>> Start

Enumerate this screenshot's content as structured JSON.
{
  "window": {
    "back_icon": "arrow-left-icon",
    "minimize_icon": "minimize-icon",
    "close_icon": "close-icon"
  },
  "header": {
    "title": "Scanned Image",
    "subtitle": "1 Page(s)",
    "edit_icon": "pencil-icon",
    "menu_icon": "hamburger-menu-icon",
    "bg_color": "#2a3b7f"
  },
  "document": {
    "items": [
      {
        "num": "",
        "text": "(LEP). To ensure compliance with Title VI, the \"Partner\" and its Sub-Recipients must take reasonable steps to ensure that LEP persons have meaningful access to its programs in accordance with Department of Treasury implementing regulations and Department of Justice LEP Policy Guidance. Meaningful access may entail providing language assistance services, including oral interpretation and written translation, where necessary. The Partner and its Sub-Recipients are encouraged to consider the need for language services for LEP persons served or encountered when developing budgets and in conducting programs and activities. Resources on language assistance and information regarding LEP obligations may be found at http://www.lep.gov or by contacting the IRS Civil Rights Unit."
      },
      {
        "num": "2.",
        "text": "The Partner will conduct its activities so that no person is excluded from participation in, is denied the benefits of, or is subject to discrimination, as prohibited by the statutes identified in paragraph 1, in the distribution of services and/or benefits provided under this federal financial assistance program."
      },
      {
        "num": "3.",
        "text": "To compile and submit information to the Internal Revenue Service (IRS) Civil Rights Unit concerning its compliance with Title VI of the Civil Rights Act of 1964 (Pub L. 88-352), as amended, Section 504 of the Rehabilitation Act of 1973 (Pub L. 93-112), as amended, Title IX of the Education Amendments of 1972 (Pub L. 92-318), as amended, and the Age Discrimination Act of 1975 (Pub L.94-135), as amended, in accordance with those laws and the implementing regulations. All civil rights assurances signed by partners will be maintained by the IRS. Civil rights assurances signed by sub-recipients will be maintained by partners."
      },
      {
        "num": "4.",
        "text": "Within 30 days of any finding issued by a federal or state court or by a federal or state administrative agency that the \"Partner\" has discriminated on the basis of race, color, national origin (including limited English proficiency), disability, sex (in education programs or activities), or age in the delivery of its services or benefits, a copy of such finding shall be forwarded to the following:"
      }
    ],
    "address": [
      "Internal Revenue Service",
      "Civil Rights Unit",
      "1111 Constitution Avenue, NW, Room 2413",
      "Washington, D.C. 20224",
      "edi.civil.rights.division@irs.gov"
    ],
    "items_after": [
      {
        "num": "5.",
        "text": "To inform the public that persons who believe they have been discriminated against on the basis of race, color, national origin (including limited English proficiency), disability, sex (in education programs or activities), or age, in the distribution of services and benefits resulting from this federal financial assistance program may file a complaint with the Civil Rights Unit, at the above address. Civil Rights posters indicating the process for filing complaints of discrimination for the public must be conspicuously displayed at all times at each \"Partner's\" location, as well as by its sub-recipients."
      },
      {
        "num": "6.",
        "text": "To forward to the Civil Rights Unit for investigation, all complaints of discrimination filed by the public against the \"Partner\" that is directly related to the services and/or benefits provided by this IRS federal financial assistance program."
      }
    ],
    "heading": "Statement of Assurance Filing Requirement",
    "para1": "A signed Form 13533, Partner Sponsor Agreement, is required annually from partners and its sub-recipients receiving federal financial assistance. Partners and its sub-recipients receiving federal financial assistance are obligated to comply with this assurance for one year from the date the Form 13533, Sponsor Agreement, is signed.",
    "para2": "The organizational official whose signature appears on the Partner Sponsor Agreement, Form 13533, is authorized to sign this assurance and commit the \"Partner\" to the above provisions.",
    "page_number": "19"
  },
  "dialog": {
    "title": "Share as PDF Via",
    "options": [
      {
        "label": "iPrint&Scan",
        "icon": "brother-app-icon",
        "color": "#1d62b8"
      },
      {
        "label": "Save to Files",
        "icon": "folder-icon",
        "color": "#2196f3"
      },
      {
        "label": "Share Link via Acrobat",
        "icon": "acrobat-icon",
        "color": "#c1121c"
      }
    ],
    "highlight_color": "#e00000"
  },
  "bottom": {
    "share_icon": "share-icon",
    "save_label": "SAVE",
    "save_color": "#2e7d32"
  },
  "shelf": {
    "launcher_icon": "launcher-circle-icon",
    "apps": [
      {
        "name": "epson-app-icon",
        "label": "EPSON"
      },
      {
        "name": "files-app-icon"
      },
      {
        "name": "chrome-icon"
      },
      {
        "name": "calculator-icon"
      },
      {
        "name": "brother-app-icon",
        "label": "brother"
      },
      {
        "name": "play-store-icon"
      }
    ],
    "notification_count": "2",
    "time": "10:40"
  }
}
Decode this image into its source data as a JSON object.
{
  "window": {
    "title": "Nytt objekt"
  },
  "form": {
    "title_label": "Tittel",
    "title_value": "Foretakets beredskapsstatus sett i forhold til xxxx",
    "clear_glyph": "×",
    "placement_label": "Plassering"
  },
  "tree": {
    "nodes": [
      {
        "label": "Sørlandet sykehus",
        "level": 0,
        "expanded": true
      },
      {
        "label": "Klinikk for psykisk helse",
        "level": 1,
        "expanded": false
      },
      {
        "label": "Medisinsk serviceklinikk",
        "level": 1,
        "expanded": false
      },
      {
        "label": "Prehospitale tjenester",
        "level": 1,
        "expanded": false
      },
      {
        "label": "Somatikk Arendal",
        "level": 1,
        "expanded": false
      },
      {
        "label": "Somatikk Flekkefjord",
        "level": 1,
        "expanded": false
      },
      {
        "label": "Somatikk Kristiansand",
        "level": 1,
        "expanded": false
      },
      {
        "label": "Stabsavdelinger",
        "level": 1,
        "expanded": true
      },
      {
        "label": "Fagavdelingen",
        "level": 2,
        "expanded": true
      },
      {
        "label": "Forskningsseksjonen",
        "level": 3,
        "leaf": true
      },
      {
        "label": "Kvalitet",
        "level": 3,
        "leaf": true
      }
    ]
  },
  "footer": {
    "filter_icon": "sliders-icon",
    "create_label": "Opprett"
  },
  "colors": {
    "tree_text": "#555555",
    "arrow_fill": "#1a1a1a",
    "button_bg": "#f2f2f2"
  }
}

>> End

- **Exercise aim**
Count how many lines of the material hold the string "Sponsor". Give the number and nothing more.

- **Result of the task**
2